▶ _Supplied passage_
-=-=-

Legislation Tools & Regulatory FrameworkThe lists of all the European Commission Directives, Regulations, Decisions, Resolutions, Recommendations, as well as Communications are regularly updated to provide latest information on public policy.
ETSI is one of the 3 legally recognized 'regional' standardization bodies in Europe (ESO) by the European Union (EU) and European Free Trade Association (EFTA). This recognition given by Directive 98/34/EC comes with certain responsibilities which we are committed to fulfill. The status of 'ESO' permits ETSI members to produce market-driven, voluntary and consensus-based standards that are intended for use by the market and whose implementation supports the functioning of the European Single Market and other areas governed by public policies. Our standardization work at the European level also contributes to the public interest by meeting the specific needs of the European market and the avoidance of technical barriers to trade. This benefits all players [e.g. industry including Small and Medium-sized Enterprises (SMEs)].
ETSI produces technical specifications that support European policies and directives that may be listed by the European Commission and ETFA in their respective Official Journals. Of most significance, this status allows ETSI to produce European Norms (ENs) some of which are known as Harmonized standards that support the implementation of the Single European Market and enable manufacturers to gain access to the European market in the most economic way (presumption of conformity route). All ETSI ENs become the national standards of the different EU/EFTA member states and beyond (see more information on the National Standards Organizations. Of greatest interest to ETSI members is the development and production of Harmonized ENs to support the New Approach (Council Resolution of the 7th May 1985). The philosophy behind the New Approach was to provide the essential conditions to improve the competitiveness of European industry by ensuring the free movement of goods covering entire product sectors but also guaranteeing the protection of public interest objectives. This system has helped to open up the EU market and mutually agreed voluntary standards have enabled better regulation, stimulated business competitiveness and removed barriers to trade. This is especially true in the radio and telecommunications equipment sector.
The largest number of ETSI Harmonized standards in this area covers the Radio and Telecommunications Terminal Equipment Directive (R&TTED Directive 1999/5/EC ). When adopted by ETSI these ENs have the status of Harmonized standards and when listed in the Official Journal they provide the manufacturer with the opportunity to place their products on the market as they can claim 'presumption of conformity' with the essential requirements of the directive (by self-declaration) rather than go through costly type approval processes in different Members States. Manufacturers are also then able to make use of the well recognized CE marking for their products. Although there are other ways of getting access for a product to the market, this route is by far the most economically attractive to industry.

-=-=-

(Stored items from a collection)
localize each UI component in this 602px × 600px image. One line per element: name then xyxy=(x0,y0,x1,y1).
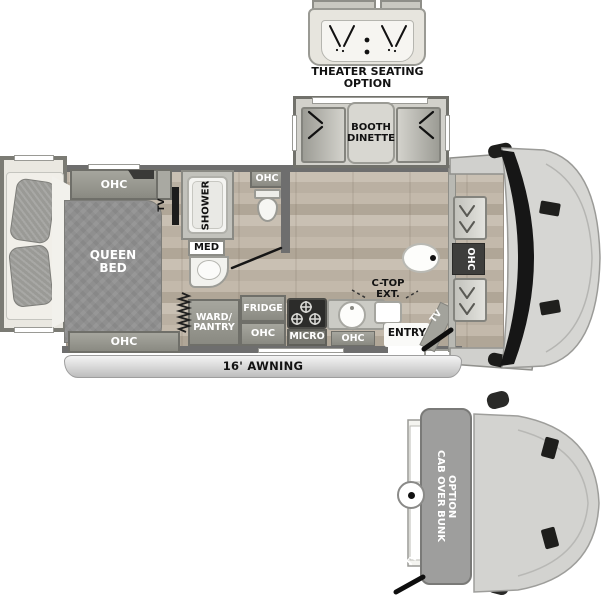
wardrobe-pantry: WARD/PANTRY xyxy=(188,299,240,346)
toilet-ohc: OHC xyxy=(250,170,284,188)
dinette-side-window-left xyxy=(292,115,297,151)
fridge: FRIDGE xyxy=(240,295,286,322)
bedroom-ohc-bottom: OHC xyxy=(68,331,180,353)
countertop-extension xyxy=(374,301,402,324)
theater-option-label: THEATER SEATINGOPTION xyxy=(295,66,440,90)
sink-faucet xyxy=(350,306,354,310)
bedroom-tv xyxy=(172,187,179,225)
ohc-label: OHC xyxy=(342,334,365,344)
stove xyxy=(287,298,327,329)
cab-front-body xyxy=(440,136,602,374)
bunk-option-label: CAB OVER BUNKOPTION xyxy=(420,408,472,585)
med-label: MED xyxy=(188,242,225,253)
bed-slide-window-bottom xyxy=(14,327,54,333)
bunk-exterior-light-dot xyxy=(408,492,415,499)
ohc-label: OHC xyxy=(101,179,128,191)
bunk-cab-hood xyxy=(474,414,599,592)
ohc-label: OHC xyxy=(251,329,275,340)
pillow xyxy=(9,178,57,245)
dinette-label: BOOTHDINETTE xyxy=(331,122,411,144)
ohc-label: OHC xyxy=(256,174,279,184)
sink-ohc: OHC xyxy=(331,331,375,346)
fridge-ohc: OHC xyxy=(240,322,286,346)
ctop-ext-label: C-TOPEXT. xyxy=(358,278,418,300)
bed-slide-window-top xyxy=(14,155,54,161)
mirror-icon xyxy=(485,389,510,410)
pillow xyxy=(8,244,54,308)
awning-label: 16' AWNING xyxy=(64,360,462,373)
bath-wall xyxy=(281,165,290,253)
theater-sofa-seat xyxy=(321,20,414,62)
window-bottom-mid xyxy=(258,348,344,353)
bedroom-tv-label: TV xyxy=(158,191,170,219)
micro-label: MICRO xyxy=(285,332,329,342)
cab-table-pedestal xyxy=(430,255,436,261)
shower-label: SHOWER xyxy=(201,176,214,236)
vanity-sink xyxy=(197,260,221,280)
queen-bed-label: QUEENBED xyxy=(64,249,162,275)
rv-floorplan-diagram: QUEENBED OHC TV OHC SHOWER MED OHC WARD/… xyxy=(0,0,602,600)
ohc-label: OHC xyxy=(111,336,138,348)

-=-=-

▶ _Direction_
Use the ETSI text above to answer these questions, numbering each answer to match.
1. Which directive gives ETSI its recognition as a regional standardization body?
2. On what date was the Council Resolution behind the New Approach adopted?
3. Which directive is covered by the largest number of ETSI Harmonized standards?

▶ _Problem solution_
1. Directive 98/34/EC
2. May 7, 1985
3. The Radio and Telecommunications Terminal Equipment Directive (R&TTED Directive 1999/5/EC)